◆ **WHAT THE TASK REQUIRES**:
Reproduce the material from its first line through the line containing "magnifier-app-icon[interactable] [252,732,288,764]", keeping every line exactly as it appears, both ends included.

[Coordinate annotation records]

>> BEGIN

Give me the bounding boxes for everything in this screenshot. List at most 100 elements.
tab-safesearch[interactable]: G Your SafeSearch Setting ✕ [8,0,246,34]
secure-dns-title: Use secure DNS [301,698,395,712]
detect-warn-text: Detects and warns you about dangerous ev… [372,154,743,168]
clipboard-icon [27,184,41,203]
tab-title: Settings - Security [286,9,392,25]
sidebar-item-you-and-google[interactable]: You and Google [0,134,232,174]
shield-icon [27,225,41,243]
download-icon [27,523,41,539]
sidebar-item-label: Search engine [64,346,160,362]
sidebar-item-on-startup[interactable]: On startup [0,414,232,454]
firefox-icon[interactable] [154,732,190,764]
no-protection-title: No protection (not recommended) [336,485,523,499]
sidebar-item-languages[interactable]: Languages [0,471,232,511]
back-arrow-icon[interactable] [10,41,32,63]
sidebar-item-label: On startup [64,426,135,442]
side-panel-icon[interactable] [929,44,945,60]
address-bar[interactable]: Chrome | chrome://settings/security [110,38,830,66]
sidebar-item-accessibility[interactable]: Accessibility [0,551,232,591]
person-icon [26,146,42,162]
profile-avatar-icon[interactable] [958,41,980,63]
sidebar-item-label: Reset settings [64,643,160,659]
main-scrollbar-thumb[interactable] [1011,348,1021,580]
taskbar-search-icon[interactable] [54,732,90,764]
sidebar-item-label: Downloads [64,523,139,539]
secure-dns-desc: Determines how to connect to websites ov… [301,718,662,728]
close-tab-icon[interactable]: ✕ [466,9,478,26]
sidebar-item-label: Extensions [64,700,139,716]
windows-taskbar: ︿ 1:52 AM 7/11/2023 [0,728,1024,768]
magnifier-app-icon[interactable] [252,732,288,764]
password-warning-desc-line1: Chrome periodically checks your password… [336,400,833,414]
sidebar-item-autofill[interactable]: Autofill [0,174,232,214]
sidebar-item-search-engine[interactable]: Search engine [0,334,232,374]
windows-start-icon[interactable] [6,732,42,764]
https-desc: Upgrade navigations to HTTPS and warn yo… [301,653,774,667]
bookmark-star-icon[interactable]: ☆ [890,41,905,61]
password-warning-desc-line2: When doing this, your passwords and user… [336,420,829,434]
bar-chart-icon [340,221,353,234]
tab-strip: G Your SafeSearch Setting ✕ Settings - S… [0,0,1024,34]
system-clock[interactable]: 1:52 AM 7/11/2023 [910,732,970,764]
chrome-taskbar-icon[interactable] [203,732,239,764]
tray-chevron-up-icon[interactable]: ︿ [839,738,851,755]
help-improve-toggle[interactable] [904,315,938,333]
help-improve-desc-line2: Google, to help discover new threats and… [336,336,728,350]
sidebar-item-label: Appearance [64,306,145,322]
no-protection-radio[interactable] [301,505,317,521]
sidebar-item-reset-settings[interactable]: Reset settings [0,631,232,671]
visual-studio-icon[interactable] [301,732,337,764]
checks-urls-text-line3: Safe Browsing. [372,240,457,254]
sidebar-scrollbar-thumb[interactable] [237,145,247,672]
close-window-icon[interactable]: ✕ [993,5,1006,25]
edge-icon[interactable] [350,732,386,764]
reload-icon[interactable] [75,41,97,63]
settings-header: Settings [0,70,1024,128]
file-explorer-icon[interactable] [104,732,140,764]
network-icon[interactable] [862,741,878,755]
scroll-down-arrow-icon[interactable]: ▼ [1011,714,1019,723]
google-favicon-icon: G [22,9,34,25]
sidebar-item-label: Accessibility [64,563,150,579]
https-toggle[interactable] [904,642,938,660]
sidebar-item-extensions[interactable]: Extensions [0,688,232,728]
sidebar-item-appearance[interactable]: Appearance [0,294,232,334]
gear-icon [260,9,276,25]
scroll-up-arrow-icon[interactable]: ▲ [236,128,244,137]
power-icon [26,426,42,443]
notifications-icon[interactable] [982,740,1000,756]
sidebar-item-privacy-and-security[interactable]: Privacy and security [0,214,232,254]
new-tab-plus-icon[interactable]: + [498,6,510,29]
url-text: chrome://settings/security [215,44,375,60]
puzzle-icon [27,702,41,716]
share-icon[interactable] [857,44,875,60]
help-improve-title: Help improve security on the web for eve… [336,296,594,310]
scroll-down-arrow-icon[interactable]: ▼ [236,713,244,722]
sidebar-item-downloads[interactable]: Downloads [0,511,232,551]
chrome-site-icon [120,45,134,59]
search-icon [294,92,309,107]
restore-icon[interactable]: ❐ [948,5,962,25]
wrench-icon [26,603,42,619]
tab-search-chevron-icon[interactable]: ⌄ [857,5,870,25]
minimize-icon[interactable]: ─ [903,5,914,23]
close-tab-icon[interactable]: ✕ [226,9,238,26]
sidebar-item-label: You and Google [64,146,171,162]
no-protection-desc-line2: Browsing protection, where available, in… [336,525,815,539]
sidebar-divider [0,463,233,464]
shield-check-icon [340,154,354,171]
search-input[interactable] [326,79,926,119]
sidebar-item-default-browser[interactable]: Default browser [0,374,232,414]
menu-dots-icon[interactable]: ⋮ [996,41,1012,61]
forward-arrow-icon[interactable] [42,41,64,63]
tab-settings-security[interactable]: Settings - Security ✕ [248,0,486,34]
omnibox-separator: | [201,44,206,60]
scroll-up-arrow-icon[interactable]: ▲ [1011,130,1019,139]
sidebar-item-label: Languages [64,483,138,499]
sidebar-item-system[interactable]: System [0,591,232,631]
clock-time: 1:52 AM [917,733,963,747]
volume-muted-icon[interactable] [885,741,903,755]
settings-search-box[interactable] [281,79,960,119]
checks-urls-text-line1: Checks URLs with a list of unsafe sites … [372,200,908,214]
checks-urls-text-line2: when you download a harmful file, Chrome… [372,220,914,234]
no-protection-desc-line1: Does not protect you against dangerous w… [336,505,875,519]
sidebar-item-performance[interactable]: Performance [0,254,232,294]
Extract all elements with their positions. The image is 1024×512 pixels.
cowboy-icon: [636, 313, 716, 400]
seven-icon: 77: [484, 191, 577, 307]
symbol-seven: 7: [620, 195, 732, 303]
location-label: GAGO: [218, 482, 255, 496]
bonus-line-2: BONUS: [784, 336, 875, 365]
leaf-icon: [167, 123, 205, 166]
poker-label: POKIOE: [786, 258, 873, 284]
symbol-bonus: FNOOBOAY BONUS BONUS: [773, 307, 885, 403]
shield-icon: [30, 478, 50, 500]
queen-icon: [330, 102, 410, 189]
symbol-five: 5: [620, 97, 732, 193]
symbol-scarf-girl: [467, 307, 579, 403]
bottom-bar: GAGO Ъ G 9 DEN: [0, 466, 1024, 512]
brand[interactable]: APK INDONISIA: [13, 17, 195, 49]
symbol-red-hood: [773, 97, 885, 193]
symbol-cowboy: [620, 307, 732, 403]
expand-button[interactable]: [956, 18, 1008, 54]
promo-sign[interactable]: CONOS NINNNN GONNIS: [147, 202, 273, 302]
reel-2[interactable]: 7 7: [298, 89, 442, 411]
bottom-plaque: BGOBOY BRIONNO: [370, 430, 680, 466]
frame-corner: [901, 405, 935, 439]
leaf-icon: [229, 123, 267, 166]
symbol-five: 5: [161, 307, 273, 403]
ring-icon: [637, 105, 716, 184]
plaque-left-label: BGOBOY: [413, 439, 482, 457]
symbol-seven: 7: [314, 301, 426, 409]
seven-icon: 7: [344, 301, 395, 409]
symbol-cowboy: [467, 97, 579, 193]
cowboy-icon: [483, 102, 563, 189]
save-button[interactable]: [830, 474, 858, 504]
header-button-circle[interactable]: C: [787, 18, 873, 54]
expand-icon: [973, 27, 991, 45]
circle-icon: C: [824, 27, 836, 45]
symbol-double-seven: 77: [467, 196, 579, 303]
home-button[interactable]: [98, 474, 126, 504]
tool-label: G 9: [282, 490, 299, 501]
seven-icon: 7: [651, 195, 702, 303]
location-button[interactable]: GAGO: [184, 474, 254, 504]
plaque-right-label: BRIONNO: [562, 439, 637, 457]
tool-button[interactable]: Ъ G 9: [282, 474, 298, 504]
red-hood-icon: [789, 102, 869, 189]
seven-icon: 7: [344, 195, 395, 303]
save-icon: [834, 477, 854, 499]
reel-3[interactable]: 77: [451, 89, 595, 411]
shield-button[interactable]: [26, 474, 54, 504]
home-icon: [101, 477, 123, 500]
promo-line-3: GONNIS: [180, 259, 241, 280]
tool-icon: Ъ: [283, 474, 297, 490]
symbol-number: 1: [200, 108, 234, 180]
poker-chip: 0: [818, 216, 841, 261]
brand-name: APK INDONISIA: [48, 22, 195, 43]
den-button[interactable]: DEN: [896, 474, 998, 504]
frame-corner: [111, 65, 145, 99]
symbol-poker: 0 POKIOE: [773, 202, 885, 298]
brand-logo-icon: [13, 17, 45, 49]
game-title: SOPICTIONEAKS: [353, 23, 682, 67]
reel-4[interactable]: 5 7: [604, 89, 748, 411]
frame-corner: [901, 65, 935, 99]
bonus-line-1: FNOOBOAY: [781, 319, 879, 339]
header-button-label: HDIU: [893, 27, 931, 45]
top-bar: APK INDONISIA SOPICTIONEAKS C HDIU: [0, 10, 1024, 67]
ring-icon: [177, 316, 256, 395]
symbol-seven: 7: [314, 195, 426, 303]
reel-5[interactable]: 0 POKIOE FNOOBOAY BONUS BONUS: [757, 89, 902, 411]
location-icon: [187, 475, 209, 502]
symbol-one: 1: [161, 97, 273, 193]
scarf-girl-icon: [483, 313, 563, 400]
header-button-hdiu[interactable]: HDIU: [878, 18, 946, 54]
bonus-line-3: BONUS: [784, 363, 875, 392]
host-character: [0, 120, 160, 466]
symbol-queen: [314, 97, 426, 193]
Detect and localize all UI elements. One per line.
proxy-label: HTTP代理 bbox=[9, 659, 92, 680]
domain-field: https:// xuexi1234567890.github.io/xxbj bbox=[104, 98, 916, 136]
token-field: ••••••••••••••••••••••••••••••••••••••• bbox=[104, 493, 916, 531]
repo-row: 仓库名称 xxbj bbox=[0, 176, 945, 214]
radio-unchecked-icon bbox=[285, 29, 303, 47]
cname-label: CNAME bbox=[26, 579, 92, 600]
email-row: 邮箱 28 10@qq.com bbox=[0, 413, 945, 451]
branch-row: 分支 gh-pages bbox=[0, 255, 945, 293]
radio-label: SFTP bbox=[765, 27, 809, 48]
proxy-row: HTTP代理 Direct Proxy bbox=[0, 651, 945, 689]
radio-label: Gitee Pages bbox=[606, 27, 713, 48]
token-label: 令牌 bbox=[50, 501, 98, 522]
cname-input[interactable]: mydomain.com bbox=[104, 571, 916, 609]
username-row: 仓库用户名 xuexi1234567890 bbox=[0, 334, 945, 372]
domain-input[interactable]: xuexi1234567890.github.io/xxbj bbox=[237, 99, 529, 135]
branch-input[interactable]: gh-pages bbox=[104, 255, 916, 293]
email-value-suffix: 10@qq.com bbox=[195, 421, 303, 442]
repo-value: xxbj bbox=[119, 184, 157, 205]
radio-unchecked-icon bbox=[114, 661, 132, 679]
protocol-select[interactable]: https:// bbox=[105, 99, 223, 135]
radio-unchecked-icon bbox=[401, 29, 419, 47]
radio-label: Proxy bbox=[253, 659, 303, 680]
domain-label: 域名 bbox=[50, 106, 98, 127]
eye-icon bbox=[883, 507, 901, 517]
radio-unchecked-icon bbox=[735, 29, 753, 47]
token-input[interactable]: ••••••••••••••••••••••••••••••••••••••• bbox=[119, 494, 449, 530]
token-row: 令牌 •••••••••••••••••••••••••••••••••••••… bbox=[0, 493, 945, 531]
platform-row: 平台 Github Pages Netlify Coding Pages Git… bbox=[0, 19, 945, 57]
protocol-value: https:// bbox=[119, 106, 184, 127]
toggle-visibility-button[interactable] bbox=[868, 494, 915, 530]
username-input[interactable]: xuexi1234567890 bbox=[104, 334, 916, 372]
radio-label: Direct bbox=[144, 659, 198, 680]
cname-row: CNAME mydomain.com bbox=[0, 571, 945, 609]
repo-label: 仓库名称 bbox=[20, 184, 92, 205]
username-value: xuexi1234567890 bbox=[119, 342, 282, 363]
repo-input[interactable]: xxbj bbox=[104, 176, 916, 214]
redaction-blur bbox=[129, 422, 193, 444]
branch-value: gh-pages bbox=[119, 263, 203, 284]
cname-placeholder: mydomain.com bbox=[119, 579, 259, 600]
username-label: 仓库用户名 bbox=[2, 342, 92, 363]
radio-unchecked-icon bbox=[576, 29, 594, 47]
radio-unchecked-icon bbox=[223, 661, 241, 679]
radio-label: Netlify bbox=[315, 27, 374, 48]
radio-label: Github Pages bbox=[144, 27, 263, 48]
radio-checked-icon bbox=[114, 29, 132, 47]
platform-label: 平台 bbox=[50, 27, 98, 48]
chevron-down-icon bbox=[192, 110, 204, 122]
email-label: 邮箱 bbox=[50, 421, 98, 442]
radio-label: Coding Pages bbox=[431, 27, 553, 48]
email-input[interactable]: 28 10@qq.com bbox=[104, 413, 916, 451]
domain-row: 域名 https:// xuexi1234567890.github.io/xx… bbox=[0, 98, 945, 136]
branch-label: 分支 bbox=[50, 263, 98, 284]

>> END

◆ **TASK ANSWER**:
Give me the bounding boxes for everything in this screenshot. List at most 100 elements.
tab-safesearch[interactable]: G Your SafeSearch Setting ✕ [8,0,246,34]
secure-dns-title: Use secure DNS [301,698,395,712]
detect-warn-text: Detects and warns you about dangerous ev… [372,154,743,168]
clipboard-icon [27,184,41,203]
tab-title: Settings - Security [286,9,392,25]
sidebar-item-you-and-google[interactable]: You and Google [0,134,232,174]
shield-icon [27,225,41,243]
download-icon [27,523,41,539]
sidebar-item-label: Search engine [64,346,160,362]
sidebar-item-on-startup[interactable]: On startup [0,414,232,454]
firefox-icon[interactable] [154,732,190,764]
no-protection-title: No protection (not recommended) [336,485,523,499]
sidebar-item-languages[interactable]: Languages [0,471,232,511]
back-arrow-icon[interactable] [10,41,32,63]
sidebar-item-label: On startup [64,426,135,442]
side-panel-icon[interactable] [929,44,945,60]
address-bar[interactable]: Chrome | chrome://settings/security [110,38,830,66]
sidebar-item-accessibility[interactable]: Accessibility [0,551,232,591]
person-icon [26,146,42,162]
profile-avatar-icon[interactable] [958,41,980,63]
sidebar-item-label: Reset settings [64,643,160,659]
main-scrollbar-thumb[interactable] [1011,348,1021,580]
taskbar-search-icon[interactable] [54,732,90,764]
sidebar-item-label: Downloads [64,523,139,539]
secure-dns-desc: Determines how to connect to websites ov… [301,718,662,728]
close-tab-icon[interactable]: ✕ [466,9,478,26]
sidebar-item-label: Extensions [64,700,139,716]
windows-taskbar: ︿ 1:52 AM 7/11/2023 [0,728,1024,768]
magnifier-app-icon[interactable] [252,732,288,764]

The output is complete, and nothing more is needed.